Given instruction —
Present every line in which the string "name" appears.
#####
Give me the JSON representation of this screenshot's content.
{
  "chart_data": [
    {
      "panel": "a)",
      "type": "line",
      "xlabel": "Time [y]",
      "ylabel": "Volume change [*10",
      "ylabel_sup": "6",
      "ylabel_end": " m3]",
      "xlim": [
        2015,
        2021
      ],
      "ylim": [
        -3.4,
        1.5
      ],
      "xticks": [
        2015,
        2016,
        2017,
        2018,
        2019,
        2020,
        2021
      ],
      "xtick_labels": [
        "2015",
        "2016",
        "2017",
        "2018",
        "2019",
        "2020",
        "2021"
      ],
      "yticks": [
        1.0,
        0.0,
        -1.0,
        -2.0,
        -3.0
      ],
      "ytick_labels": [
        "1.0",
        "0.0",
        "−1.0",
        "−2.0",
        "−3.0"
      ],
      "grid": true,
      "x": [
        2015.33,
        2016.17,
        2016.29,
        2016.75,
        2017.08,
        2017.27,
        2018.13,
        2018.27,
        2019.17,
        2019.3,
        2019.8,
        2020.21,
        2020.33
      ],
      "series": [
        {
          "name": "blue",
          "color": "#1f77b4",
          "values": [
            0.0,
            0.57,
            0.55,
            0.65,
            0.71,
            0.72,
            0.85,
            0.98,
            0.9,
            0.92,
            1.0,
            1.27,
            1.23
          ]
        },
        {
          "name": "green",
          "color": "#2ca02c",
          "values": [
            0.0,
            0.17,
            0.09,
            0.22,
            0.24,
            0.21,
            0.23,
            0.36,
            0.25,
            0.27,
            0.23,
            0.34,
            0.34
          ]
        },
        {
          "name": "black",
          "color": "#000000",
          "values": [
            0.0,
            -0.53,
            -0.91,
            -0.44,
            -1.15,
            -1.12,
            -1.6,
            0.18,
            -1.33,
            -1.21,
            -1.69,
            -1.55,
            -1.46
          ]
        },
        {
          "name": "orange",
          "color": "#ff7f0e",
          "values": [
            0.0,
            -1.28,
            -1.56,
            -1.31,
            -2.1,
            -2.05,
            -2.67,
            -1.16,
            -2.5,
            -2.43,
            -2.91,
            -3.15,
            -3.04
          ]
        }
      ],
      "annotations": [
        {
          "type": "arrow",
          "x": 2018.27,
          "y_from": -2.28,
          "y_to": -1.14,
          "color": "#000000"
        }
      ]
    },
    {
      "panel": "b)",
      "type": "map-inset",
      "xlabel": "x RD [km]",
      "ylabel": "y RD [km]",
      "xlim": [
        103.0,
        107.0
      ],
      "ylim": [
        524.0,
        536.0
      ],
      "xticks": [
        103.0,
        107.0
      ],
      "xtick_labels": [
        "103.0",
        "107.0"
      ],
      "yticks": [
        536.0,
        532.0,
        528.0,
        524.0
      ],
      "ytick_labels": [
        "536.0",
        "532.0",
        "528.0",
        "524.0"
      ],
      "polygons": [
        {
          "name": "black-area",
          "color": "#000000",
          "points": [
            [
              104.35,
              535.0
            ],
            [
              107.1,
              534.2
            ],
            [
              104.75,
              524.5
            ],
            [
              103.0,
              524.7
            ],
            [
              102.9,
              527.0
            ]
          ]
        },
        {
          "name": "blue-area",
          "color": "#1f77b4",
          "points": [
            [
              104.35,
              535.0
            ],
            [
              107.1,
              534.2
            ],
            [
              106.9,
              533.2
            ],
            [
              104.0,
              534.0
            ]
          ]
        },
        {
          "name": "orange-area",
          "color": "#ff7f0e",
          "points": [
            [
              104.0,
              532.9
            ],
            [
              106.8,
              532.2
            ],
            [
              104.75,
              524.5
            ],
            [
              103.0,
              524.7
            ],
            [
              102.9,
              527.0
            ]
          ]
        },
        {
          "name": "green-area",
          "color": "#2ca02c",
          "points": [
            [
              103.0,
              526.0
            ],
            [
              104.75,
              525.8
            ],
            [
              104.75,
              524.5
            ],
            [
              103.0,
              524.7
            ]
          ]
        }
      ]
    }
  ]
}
#####
The result —
          "name": "blue",
          "name": "green",
          "name": "black",
          "name": "orange",
          "name": "black-area",
          "name": "blue-area",
          "name": "orange-area",
          "name": "green-area",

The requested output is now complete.